## THE EXERCISE
Locate and copy each line in the data that contains the word "text".

::: RECORDS SHOWN

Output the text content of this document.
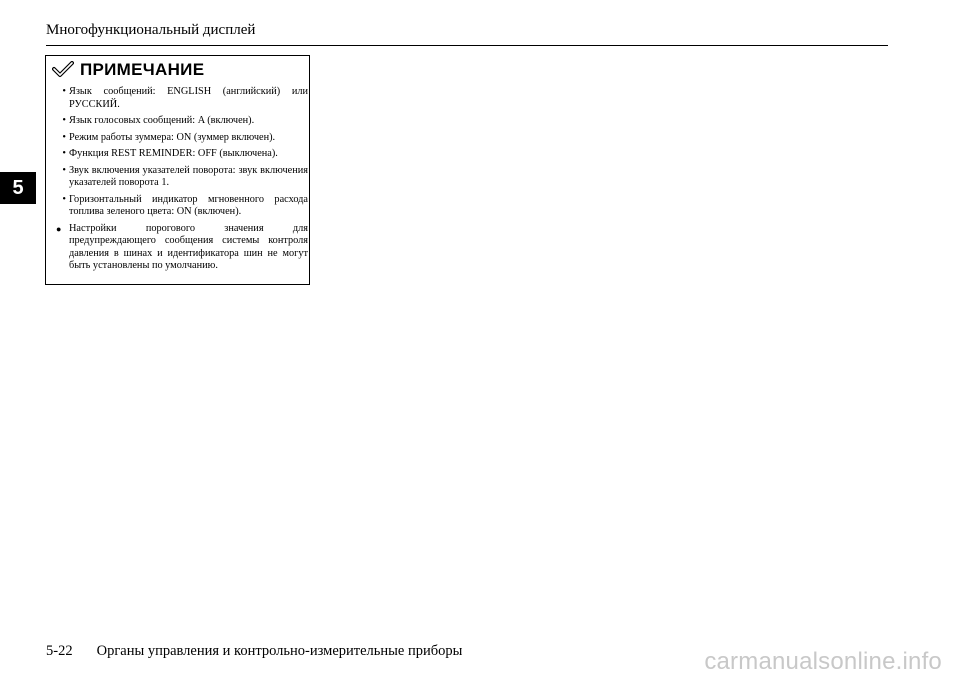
Многофункциональный дисплей
5
ПРИМЕЧАНИЕ
• Язык сообщений: ENGLISH (английский) или РУССКИЙ.
• Язык голосовых сообщений: A (включен).
• Режим работы зуммера: ON (зуммер включен).
• Функция REST REMINDER: OFF (выключена).
• Звук включения указателей поворота: звук включения указателей поворота 1.
• Горизонтальный индикатор мгновенного расхода топлива зеленого цвета: ON (включен).
● Настройки порогового значения для предупреждающего сообщения системы контроля давления в шинах и идентификатора шин не могут быть установлены по умолчанию.
5-22 Органы управления и контрольно-измерительные приборы	carmanualsonline.info
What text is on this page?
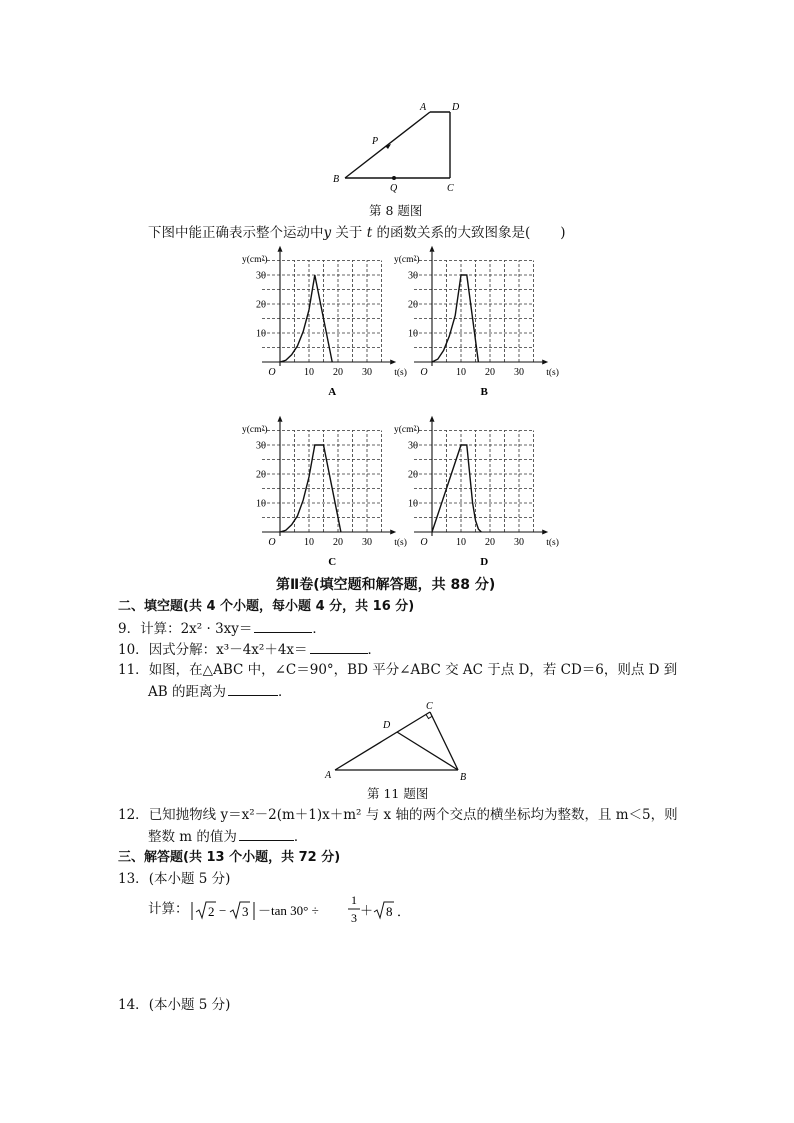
A	D
B
C
P
Q
第 8 题图
下图中能正确表示整个运动中y 关于 t 的函数关系的大致图象是( )
10
20
30
10 20 30
O
y(cm²)
t(s)
A
10
20
30
10 20 30
O
y(cm²)
t(s)
B
10
20
30
10 20 30
O
y(cm²)
t(s)
C
10
20
30
10 20 30
O
y(cm²)
t(s)
D
第Ⅱ卷(填空题和解答题，共 88 分)
二、填空题(共 4 个小题，每小题 4 分，共 16 分)
9．计算：2x² · 3xy＝	．
10．因式分解：x³－4x²＋4x＝	．
11．如图，在△ABC 中，∠C＝90°，BD 平分∠ABC 交 AC 于点 D，若 CD＝6，则点 D 到
AB 的距离为	．
A	B
C
D
第 11 题图
12．已知抛物线 y＝x²－2(m＋1)x＋m² 与 x 轴的两个交点的横坐标均为整数，且 m＜5，则
整数 m 的值为	．
三、解答题(共 13 个小题，共 72 分)
13．(本小题 5 分)
计算： 2 − 3 －tan 30° ÷
1
3 ＋ 8 ．
14．(本小题 5 分)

::::::

## SOLUTION BELOW
Output the text content of this document.
What text is on this page?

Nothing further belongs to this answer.